= Challenge =
Every entry below should be repeated exactly; the pictures should not.

= Data supplied =
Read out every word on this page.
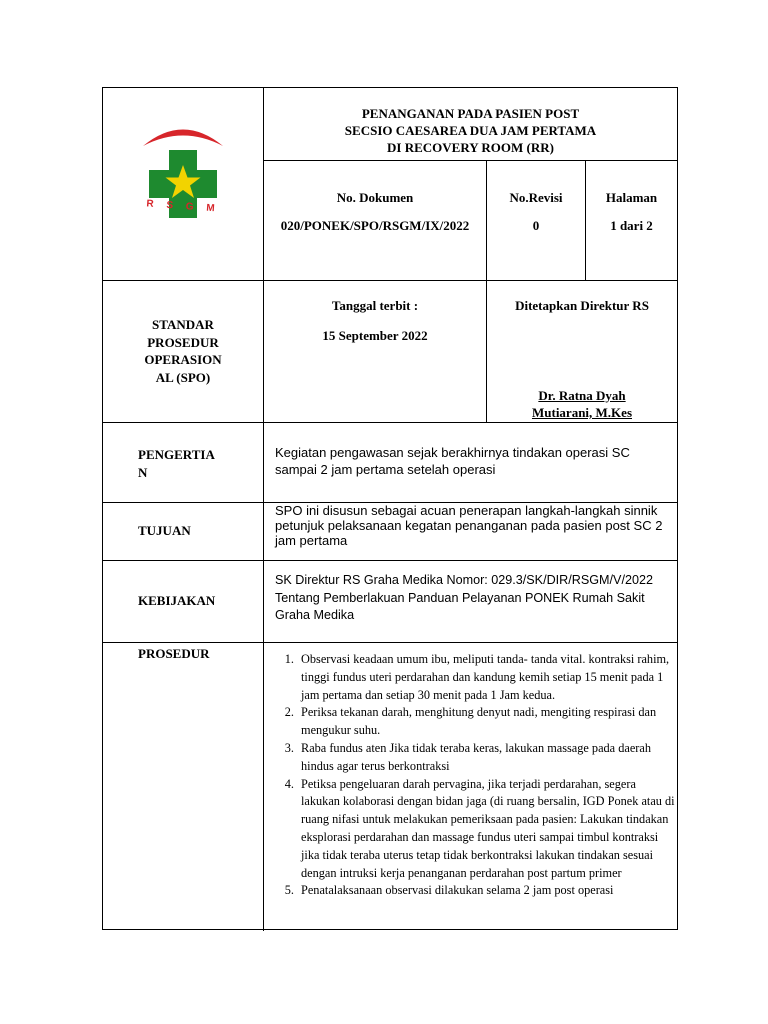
R S G M
PENANGANAN PADA PASIEN POST
SECSIO CAESAREA DUA JAM PERTAMA
DI RECOVERY ROOM (RR)
No. Dokumen
020/PONEK/SPO/RSGM/IX/2022
No.Revisi
0
Halaman
1 dari 2
STANDAR
PROSEDUR
OPERASION
AL (SPO)
Tanggal terbit :
15 September 2022
Ditetapkan Direktur RS
Dr. Ratna Dyah
Mutiarani, M.Kes
PENGERTIA
N
Kegiatan pengawasan sejak berakhirnya tindakan operasi SC sampai 2 jam pertama setelah operasi
TUJUAN
SPO ini disusun sebagai acuan penerapan langkah-langkah sinnik petunjuk pelaksanaan kegatan penanganan pada pasien post SC 2 jam pertama
KEBIJAKAN
SK Direktur RS Graha Medika Nomor: 029.3/SK/DIR/RSGM/V/2022 Tentang Pemberlakuan Panduan Pelayanan PONEK Rumah Sakit Graha Medika
PROSEDUR
1.	Observasi keadaan umum ibu, meliputi tanda- tanda vital. kontraksi rahim, tinggi fundus uteri perdarahan dan kandung kemih setiap 15 menit pada 1 jam pertama dan setiap 30 menit pada 1 Jam kedua.
2. Periksa tekanan darah, menghitung denyut nadi, mengiting respirasi dan mengukur suhu.
3. Raba fundus aten Jika tidak teraba keras, lakukan massage pada daerah hindus agar terus berkontraksi
4. Petiksa pengeluaran darah pervagina, jika terjadi perdarahan, segera lakukan kolaborasi dengan bidan jaga (di ruang bersalin, IGD Ponek atau di ruang nifasi untuk melakukan pemeriksaan pada pasien: Lakukan tindakan eksplorasi perdarahan dan massage fundus uteri sampai timbul kontraksi jika tidak teraba uterus tetap tidak berkontraksi lakukan tindakan sesuai dengan intruksi kerja penanganan perdarahan post partum primer
5. Penatalaksanaan observasi dilakukan selama 2 jam post operasi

= Result of the exercise =
Read out every word on this page.
R S G M
PENANGANAN PADA PASIEN POST
SECSIO CAESAREA DUA JAM PERTAMA
DI RECOVERY ROOM (RR)
No. Dokumen
020/PONEK/SPO/RSGM/IX/2022
No.Revisi
0
Halaman
1 dari 2
STANDAR
PROSEDUR
OPERASION
AL (SPO)
Tanggal terbit :
15 September 2022
Ditetapkan Direktur RS
Dr. Ratna Dyah
Mutiarani, M.Kes
PENGERTIA
N
Kegiatan pengawasan sejak berakhirnya tindakan operasi SC sampai 2 jam pertama setelah operasi
TUJUAN
SPO ini disusun sebagai acuan penerapan langkah-langkah sinnik petunjuk pelaksanaan kegatan penanganan pada pasien post SC 2 jam pertama
KEBIJAKAN
SK Direktur RS Graha Medika Nomor: 029.3/SK/DIR/RSGM/V/2022 Tentang Pemberlakuan Panduan Pelayanan PONEK Rumah Sakit Graha Medika
PROSEDUR
1.	Observasi keadaan umum ibu, meliputi tanda- tanda vital. kontraksi rahim, tinggi fundus uteri perdarahan dan kandung kemih setiap 15 menit pada 1 jam pertama dan setiap 30 menit pada 1 Jam kedua.
2. Periksa tekanan darah, menghitung denyut nadi, mengiting respirasi dan mengukur suhu.
3. Raba fundus aten Jika tidak teraba keras, lakukan massage pada daerah hindus agar terus berkontraksi
4. Petiksa pengeluaran darah pervagina, jika terjadi perdarahan, segera lakukan kolaborasi dengan bidan jaga (di ruang bersalin, IGD Ponek atau di ruang nifasi untuk melakukan pemeriksaan pada pasien: Lakukan tindakan eksplorasi perdarahan dan massage fundus uteri sampai timbul kontraksi jika tidak teraba uterus tetap tidak berkontraksi lakukan tindakan sesuai dengan intruksi kerja penanganan perdarahan post partum primer
5. Penatalaksanaan observasi dilakukan selama 2 jam post operasi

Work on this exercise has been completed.